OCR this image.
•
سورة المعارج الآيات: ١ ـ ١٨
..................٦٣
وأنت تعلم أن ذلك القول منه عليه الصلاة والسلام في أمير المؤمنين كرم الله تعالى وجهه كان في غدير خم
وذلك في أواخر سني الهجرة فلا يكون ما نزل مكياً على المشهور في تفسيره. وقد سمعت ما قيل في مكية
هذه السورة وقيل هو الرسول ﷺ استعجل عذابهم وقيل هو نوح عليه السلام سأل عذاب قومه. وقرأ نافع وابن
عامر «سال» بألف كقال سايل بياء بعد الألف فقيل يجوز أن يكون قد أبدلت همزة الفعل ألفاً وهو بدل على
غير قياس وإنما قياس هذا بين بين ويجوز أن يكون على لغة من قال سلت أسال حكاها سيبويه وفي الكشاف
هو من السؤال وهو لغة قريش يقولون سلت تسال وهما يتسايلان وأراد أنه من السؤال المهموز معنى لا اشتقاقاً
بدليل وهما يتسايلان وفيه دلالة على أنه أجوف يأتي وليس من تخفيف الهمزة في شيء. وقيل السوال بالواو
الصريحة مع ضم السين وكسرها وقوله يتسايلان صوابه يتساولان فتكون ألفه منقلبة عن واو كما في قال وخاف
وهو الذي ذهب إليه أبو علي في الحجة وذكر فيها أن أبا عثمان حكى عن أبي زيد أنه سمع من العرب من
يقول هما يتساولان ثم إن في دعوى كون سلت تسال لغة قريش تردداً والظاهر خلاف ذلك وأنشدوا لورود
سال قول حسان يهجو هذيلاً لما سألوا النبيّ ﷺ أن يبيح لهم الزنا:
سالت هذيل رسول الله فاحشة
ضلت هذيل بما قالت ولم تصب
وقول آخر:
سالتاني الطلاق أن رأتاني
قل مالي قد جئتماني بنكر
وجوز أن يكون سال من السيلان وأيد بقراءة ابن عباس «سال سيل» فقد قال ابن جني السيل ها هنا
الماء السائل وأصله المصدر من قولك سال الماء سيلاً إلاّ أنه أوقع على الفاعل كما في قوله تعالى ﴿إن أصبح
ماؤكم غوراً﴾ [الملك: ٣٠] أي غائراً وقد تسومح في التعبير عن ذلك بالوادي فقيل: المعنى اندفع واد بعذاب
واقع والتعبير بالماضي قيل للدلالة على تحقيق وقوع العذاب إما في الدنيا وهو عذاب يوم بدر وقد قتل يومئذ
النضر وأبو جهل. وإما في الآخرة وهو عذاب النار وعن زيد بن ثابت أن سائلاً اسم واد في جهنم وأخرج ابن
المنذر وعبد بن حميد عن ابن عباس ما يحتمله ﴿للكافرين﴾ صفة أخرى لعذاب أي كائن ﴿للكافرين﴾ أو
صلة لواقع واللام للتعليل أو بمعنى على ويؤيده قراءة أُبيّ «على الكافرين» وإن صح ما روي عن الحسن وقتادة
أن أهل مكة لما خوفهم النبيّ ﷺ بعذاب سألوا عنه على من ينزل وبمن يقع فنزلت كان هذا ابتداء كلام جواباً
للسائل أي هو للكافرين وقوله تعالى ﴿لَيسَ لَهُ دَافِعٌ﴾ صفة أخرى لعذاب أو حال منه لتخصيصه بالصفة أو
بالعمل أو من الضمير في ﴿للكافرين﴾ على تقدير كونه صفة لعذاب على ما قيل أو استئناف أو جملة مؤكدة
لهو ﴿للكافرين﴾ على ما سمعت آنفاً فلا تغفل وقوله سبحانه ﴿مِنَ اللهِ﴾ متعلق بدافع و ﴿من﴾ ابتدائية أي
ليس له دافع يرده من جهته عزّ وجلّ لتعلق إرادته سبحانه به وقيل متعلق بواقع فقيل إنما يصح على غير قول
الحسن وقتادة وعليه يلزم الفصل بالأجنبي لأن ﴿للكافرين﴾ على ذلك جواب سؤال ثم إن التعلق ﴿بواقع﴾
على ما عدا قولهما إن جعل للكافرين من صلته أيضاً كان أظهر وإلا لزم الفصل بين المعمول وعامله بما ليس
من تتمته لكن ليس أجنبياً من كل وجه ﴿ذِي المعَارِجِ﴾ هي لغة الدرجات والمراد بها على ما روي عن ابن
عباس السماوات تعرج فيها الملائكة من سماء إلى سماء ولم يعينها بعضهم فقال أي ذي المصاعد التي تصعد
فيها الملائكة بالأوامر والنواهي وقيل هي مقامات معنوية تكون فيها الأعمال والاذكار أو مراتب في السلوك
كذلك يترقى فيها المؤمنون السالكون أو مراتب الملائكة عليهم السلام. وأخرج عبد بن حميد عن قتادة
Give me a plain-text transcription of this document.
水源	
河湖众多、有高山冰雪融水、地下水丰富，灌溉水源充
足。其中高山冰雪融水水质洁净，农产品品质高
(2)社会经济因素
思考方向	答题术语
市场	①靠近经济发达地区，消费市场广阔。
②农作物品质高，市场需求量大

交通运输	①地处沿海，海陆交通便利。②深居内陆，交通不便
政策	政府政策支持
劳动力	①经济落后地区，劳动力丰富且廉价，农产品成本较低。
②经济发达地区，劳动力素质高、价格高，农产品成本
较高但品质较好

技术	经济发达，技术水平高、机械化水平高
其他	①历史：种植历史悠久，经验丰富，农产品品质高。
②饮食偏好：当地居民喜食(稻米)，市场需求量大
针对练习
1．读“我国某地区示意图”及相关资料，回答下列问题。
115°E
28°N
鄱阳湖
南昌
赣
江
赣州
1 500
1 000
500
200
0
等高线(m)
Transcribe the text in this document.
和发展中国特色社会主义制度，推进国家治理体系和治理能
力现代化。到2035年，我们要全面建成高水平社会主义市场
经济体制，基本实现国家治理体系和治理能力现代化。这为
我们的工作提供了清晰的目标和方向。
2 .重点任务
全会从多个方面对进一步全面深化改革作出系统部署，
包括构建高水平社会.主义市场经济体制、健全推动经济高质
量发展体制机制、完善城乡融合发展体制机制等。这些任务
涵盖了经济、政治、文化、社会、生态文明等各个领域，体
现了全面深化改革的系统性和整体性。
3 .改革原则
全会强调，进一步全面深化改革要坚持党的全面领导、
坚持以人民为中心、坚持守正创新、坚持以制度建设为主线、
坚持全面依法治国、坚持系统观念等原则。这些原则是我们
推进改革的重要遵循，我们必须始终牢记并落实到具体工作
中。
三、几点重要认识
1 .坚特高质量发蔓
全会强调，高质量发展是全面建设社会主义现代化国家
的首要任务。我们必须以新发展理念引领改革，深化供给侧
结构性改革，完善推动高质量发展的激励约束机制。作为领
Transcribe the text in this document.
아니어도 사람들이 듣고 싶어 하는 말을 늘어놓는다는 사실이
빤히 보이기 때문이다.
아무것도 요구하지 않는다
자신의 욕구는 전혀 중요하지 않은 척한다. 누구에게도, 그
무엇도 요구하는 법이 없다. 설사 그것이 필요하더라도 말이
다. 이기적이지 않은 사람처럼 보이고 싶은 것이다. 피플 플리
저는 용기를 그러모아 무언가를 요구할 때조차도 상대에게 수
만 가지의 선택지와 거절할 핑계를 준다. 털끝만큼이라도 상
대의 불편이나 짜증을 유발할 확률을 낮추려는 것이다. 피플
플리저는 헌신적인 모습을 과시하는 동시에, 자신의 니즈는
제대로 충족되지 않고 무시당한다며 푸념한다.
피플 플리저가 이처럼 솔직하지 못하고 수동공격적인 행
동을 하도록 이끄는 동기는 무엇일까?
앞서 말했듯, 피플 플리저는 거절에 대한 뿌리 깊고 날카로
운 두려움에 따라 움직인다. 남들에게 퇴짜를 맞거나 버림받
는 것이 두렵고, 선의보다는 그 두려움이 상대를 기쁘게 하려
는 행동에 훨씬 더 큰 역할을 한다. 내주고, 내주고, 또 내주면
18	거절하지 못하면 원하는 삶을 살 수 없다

************

*Your instructions:* Report how many lines of the listing above include the word "قريش". Say nothing but the number.

*Solution to this exercise:* 2